● **WHAT YOU ARE ASKED TO DO**
Copy each line below without leaving any out.

● **SUPPLIED MATERIAL**
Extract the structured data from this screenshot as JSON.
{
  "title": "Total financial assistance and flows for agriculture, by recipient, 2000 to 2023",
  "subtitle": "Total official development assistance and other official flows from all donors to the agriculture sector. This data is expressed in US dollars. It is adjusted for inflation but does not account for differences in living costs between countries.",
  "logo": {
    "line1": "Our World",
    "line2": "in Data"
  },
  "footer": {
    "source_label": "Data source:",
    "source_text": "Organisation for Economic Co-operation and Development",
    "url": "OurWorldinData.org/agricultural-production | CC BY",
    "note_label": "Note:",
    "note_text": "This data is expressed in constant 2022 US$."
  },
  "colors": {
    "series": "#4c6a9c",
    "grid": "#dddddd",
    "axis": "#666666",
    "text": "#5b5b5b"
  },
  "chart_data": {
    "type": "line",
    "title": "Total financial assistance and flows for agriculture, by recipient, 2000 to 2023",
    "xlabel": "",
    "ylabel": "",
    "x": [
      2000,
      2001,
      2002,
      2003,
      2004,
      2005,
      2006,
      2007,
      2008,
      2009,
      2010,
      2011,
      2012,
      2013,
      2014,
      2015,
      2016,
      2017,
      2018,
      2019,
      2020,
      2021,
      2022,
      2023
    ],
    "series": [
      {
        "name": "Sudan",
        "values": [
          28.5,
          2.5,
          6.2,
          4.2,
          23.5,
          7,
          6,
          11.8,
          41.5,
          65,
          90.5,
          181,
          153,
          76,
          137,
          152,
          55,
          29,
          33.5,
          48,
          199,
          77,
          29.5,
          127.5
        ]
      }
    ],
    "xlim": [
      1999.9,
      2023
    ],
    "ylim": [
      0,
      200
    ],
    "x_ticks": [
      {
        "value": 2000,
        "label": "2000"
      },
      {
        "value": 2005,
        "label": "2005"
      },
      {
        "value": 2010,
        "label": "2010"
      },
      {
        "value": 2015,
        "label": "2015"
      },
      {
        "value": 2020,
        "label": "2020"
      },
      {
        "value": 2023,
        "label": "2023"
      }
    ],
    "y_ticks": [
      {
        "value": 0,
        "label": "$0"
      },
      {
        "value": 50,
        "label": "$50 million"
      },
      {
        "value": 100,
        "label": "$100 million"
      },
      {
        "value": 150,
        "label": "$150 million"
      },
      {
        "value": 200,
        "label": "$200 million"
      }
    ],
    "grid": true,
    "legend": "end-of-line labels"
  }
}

● **RESPONSE TO THIS EXERCISE**
Extract the structured data from this screenshot as JSON.
{
  "title": "Total financial assistance and flows for agriculture, by recipient, 2000 to 2023",
  "subtitle": "Total official development assistance and other official flows from all donors to the agriculture sector. This data is expressed in US dollars. It is adjusted for inflation but does not account for differences in living costs between countries.",
  "logo": {
    "line1": "Our World",
    "line2": "in Data"
  },
  "footer": {
    "source_label": "Data source:",
    "source_text": "Organisation for Economic Co-operation and Development",
    "url": "OurWorldinData.org/agricultural-production | CC BY",
    "note_label": "Note:",
    "note_text": "This data is expressed in constant 2022 US$."
  },
  "colors": {
    "series": "#4c6a9c",
    "grid": "#dddddd",
    "axis": "#666666",
    "text": "#5b5b5b"
  },
  "chart_data": {
    "type": "line",
    "title": "Total financial assistance and flows for agriculture, by recipient, 2000 to 2023",
    "xlabel": "",
    "ylabel": "",
    "x": [
      2000,
      2001,
      2002,
      2003,
      2004,
      2005,
      2006,
      2007,
      2008,
      2009,
      2010,
      2011,
      2012,
      2013,
      2014,
      2015,
      2016,
      2017,
      2018,
      2019,
      2020,
      2021,
      2022,
      2023
    ],
    "series": [
      {
        "name": "Sudan",
        "values": [
          28.5,
          2.5,
          6.2,
          4.2,
          23.5,
          7,
          6,
          11.8,
          41.5,
          65,
          90.5,
          181,
          153,
          76,
          137,
          152,
          55,
          29,
          33.5,
          48,
          199,
          77,
          29.5,
          127.5
        ]
      }
    ],
    "xlim": [
      1999.9,
      2023
    ],
    "ylim": [
      0,
      200
    ],
    "x_ticks": [
      {
        "value": 2000,
        "label": "2000"
      },
      {
        "value": 2005,
        "label": "2005"
      },
      {
        "value": 2010,
        "label": "2010"
      },
      {
        "value": 2015,
        "label": "2015"
      },
      {
        "value": 2020,
        "label": "2020"
      },
      {
        "value": 2023,
        "label": "2023"
      }
    ],
    "y_ticks": [
      {
        "value": 0,
        "label": "$0"
      },
      {
        "value": 50,
        "label": "$50 million"
      },
      {
        "value": 100,
        "label": "$100 million"
      },
      {
        "value": 150,
        "label": "$150 million"
      },
      {
        "value": 200,
        "label": "$200 million"
      }
    ],
    "grid": true,
    "legend": "end-of-line labels"
  }
}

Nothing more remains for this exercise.